▶ TASK DETAILS: Every record that follows should be printed verbatim.

======== INPUT ROWS ========

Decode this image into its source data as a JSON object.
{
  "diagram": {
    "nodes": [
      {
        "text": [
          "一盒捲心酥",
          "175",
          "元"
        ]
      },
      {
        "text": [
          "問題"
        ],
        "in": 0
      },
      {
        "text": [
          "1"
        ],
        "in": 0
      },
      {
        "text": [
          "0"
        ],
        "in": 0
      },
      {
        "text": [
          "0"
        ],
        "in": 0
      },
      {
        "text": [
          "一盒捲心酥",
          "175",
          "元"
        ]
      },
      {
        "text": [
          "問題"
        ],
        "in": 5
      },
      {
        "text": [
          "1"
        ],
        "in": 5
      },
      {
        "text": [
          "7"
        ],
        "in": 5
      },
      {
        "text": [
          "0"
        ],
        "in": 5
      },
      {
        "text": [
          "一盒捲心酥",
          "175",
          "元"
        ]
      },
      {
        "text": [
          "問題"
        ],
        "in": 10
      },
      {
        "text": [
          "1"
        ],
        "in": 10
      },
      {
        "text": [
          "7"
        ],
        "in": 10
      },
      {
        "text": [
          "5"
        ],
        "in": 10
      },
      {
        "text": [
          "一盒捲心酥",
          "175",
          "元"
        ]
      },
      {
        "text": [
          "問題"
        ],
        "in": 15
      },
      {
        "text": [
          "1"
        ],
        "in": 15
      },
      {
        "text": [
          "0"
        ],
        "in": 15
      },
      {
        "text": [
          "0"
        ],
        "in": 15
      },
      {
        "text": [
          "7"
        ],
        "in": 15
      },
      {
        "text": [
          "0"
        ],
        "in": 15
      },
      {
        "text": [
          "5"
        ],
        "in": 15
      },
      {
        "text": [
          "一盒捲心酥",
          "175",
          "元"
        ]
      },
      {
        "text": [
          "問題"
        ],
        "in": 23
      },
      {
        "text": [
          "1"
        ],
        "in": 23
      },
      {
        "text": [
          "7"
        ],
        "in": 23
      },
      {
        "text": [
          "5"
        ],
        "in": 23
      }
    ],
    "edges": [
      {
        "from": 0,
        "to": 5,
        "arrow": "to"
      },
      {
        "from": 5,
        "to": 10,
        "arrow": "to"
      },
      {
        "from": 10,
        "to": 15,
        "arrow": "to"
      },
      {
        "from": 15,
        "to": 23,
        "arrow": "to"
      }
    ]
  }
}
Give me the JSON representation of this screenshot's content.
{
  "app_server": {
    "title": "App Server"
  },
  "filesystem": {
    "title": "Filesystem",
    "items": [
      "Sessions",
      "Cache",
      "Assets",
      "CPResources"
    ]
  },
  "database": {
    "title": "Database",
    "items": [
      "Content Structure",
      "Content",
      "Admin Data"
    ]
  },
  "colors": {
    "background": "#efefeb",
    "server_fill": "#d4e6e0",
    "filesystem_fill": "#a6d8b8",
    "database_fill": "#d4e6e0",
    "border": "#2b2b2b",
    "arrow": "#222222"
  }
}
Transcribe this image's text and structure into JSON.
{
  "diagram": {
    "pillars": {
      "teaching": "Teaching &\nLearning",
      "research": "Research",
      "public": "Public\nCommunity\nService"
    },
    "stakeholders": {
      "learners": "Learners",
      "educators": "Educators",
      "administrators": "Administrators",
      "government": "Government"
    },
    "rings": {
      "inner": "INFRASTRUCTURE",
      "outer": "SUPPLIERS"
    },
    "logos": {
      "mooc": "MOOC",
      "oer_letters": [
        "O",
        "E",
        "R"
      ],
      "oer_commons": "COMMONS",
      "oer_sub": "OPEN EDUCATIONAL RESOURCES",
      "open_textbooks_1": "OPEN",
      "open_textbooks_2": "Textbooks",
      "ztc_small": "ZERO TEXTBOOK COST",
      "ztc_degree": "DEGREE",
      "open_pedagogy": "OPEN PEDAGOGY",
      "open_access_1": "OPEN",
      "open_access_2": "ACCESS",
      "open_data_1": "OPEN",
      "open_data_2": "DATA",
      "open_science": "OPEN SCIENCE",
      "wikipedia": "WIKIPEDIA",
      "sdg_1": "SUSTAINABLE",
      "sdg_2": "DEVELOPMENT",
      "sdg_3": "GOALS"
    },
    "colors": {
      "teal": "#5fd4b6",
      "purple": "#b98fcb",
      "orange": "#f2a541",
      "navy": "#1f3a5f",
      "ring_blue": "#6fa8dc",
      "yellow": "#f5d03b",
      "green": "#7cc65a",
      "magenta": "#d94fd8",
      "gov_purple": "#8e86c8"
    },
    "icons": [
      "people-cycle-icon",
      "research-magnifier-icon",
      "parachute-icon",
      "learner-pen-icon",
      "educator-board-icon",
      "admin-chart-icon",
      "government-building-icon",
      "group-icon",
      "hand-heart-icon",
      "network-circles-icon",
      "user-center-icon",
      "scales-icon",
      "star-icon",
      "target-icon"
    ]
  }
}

========

▶ SOLUTION:
Decode this image into its source data as a JSON object.
{
  "diagram": {
    "nodes": [
      {
        "text": [
          "一盒捲心酥",
          "175",
          "元"
        ]
      },
      {
        "text": [
          "問題"
        ],
        "in": 0
      },
      {
        "text": [
          "1"
        ],
        "in": 0
      },
      {
        "text": [
          "0"
        ],
        "in": 0
      },
      {
        "text": [
          "0"
        ],
        "in": 0
      },
      {
        "text": [
          "一盒捲心酥",
          "175",
          "元"
        ]
      },
      {
        "text": [
          "問題"
        ],
        "in": 5
      },
      {
        "text": [
          "1"
        ],
        "in": 5
      },
      {
        "text": [
          "7"
        ],
        "in": 5
      },
      {
        "text": [
          "0"
        ],
        "in": 5
      },
      {
        "text": [
          "一盒捲心酥",
          "175",
          "元"
        ]
      },
      {
        "text": [
          "問題"
        ],
        "in": 10
      },
      {
        "text": [
          "1"
        ],
        "in": 10
      },
      {
        "text": [
          "7"
        ],
        "in": 10
      },
      {
        "text": [
          "5"
        ],
        "in": 10
      },
      {
        "text": [
          "一盒捲心酥",
          "175",
          "元"
        ]
      },
      {
        "text": [
          "問題"
        ],
        "in": 15
      },
      {
        "text": [
          "1"
        ],
        "in": 15
      },
      {
        "text": [
          "0"
        ],
        "in": 15
      },
      {
        "text": [
          "0"
        ],
        "in": 15
      },
      {
        "text": [
          "7"
        ],
        "in": 15
      },
      {
        "text": [
          "0"
        ],
        "in": 15
      },
      {
        "text": [
          "5"
        ],
        "in": 15
      },
      {
        "text": [
          "一盒捲心酥",
          "175",
          "元"
        ]
      },
      {
        "text": [
          "問題"
        ],
        "in": 23
      },
      {
        "text": [
          "1"
        ],
        "in": 23
      },
      {
        "text": [
          "7"
        ],
        "in": 23
      },
      {
        "text": [
          "5"
        ],
        "in": 23
      }
    ],
    "edges": [
      {
        "from": 0,
        "to": 5,
        "arrow": "to"
      },
      {
        "from": 5,
        "to": 10,
        "arrow": "to"
      },
      {
        "from": 10,
        "to": 15,
        "arrow": "to"
      },
      {
        "from": 15,
        "to": 23,
        "arrow": "to"
      }
    ]
  }
}
Give me the JSON representation of this screenshot's content.
{
  "app_server": {
    "title": "App Server"
  },
  "filesystem": {
    "title": "Filesystem",
    "items": [
      "Sessions",
      "Cache",
      "Assets",
      "CPResources"
    ]
  },
  "database": {
    "title": "Database",
    "items": [
      "Content Structure",
      "Content",
      "Admin Data"
    ]
  },
  "colors": {
    "background": "#efefeb",
    "server_fill": "#d4e6e0",
    "filesystem_fill": "#a6d8b8",
    "database_fill": "#d4e6e0",
    "border": "#2b2b2b",
    "arrow": "#222222"
  }
}
Transcribe this image's text and structure into JSON.
{
  "diagram": {
    "pillars": {
      "teaching": "Teaching &\nLearning",
      "research": "Research",
      "public": "Public\nCommunity\nService"
    },
    "stakeholders": {
      "learners": "Learners",
      "educators": "Educators",
      "administrators": "Administrators",
      "government": "Government"
    },
    "rings": {
      "inner": "INFRASTRUCTURE",
      "outer": "SUPPLIERS"
    },
    "logos": {
      "mooc": "MOOC",
      "oer_letters": [
        "O",
        "E",
        "R"
      ],
      "oer_commons": "COMMONS",
      "oer_sub": "OPEN EDUCATIONAL RESOURCES",
      "open_textbooks_1": "OPEN",
      "open_textbooks_2": "Textbooks",
      "ztc_small": "ZERO TEXTBOOK COST",
      "ztc_degree": "DEGREE",
      "open_pedagogy": "OPEN PEDAGOGY",
      "open_access_1": "OPEN",
      "open_access_2": "ACCESS",
      "open_data_1": "OPEN",
      "open_data_2": "DATA",
      "open_science": "OPEN SCIENCE",
      "wikipedia": "WIKIPEDIA",
      "sdg_1": "SUSTAINABLE",
      "sdg_2": "DEVELOPMENT",
      "sdg_3": "GOALS"
    },
    "colors": {
      "teal": "#5fd4b6",
      "purple": "#b98fcb",
      "orange": "#f2a541",
      "navy": "#1f3a5f",
      "ring_blue": "#6fa8dc",
      "yellow": "#f5d03b",
      "green": "#7cc65a",
      "magenta": "#d94fd8",
      "gov_purple": "#8e86c8"
    },
    "icons": [
      "people-cycle-icon",
      "research-magnifier-icon",
      "parachute-icon",
      "learner-pen-icon",
      "educator-board-icon",
      "admin-chart-icon",
      "government-building-icon",
      "group-icon",
      "hand-heart-icon",
      "network-circles-icon",
      "user-center-icon",
      "scales-icon",
      "star-icon",
      "target-icon"
    ]
  }
}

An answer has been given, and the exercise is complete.